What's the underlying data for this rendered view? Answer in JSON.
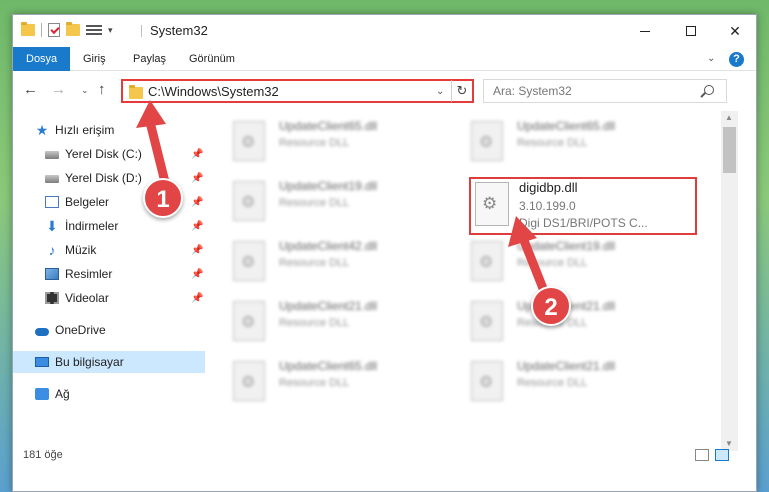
{
  "window": {
    "title": "System32",
    "colors": {
      "accent": "#1979ca",
      "highlight": "#e03c3c",
      "selected": "#cce8ff"
    }
  },
  "ribbon": {
    "tabs": [
      "Dosya",
      "Giriş",
      "Paylaş",
      "Görünüm"
    ]
  },
  "address_bar": {
    "path": "C:\\Windows\\System32"
  },
  "search": {
    "placeholder": "Ara: System32"
  },
  "sidebar": {
    "items": [
      {
        "label": "Hızlı erişim",
        "icon": "star-icon"
      },
      {
        "label": "Yerel Disk (C:)",
        "icon": "drive-icon",
        "pinned": true
      },
      {
        "label": "Yerel Disk (D:)",
        "icon": "drive-icon",
        "pinned": true
      },
      {
        "label": "Belgeler",
        "icon": "documents-icon",
        "pinned": true
      },
      {
        "label": "İndirmeler",
        "icon": "download-icon",
        "pinned": true
      },
      {
        "label": "Müzik",
        "icon": "music-icon",
        "pinned": true
      },
      {
        "label": "Resimler",
        "icon": "pictures-icon",
        "pinned": true
      },
      {
        "label": "Videolar",
        "icon": "videos-icon",
        "pinned": true
      },
      {
        "label": "OneDrive",
        "icon": "cloud-icon"
      },
      {
        "label": "Bu bilgisayar",
        "icon": "computer-icon",
        "selected": true
      },
      {
        "label": "Ağ",
        "icon": "network-icon"
      }
    ]
  },
  "files": {
    "left_column": [
      {
        "name": "UpdateClient65.dll",
        "desc": "Resource DLL"
      },
      {
        "name": "UpdateClient19.dll",
        "desc": "Resource DLL"
      },
      {
        "name": "UpdateClient42.dll",
        "desc": "Resource DLL"
      },
      {
        "name": "UpdateClient21.dll",
        "desc": "Resource DLL"
      },
      {
        "name": "UpdateClient65.dll",
        "desc": "Resource DLL"
      }
    ],
    "right_column": [
      {
        "name": "UpdateClient65.dll",
        "desc": "Resource DLL"
      },
      {
        "name": "UpdateClient19.dll",
        "desc": "Resource DLL"
      },
      {
        "name": "UpdateClient21.dll",
        "desc": "Resource DLL"
      },
      {
        "name": "UpdateClient21.dll",
        "desc": "Resource DLL"
      }
    ],
    "highlighted": {
      "name": "digidbp.dll",
      "version": "3.10.199.0",
      "desc": "Digi DS1/BRI/POTS C..."
    }
  },
  "status": {
    "count": "181 öğe"
  },
  "annotations": {
    "step1": "1",
    "step2": "2"
  }
}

--- --- ---

The exercise:
Check each line above for the string "label" and show the ones that have it.

Complete output:
        "label": "Hızlı erişim",
        "label": "Yerel Disk (C:)",
        "label": "Yerel Disk (D:)",
        "label": "Belgeler",
        "label": "İndirmeler",
        "label": "Müzik",
        "label": "Resimler",
        "label": "Videolar",
        "label": "OneDrive",
        "label": "Bu bilgisayar",
        "label": "Ağ",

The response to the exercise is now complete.